# SET TASK:
Reproduce each record exactly.

# DATA TO USE:
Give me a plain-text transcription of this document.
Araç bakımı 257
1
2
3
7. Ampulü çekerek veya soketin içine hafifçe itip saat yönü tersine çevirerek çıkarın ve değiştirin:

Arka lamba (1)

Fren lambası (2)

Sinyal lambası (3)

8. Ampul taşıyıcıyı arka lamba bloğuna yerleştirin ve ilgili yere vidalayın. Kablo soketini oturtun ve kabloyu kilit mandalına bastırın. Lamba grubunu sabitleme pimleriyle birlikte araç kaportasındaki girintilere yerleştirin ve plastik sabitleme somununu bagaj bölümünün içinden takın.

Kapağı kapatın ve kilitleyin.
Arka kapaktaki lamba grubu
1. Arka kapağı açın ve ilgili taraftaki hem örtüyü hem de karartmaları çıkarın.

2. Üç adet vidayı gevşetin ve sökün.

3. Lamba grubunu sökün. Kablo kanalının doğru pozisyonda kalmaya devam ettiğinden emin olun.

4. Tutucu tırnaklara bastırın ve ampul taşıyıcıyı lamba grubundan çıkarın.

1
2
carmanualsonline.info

# SOLUTION FOR THIS EXERCISE:
Give me a plain-text transcription of this document.
Araç bakımı 257
1
2
3
7. Ampulü çekerek veya soketin içine hafifçe itip saat yönü tersine çevirerek çıkarın ve değiştirin:

Arka lamba (1)

Fren lambası (2)

Sinyal lambası (3)

8. Ampul taşıyıcıyı arka lamba bloğuna yerleştirin ve ilgili yere vidalayın. Kablo soketini oturtun ve kabloyu kilit mandalına bastırın. Lamba grubunu sabitleme pimleriyle birlikte araç kaportasındaki girintilere yerleştirin ve plastik sabitleme somununu bagaj bölümünün içinden takın.

Kapağı kapatın ve kilitleyin.
Arka kapaktaki lamba grubu
1. Arka kapağı açın ve ilgili taraftaki hem örtüyü hem de karartmaları çıkarın.

2. Üç adet vidayı gevşetin ve sökün.

3. Lamba grubunu sökün. Kablo kanalının doğru pozisyonda kalmaya devam ettiğinden emin olun.

4. Tutucu tırnaklara bastırın ve ampul taşıyıcıyı lamba grubundan çıkarın.

1
2
carmanualsonline.info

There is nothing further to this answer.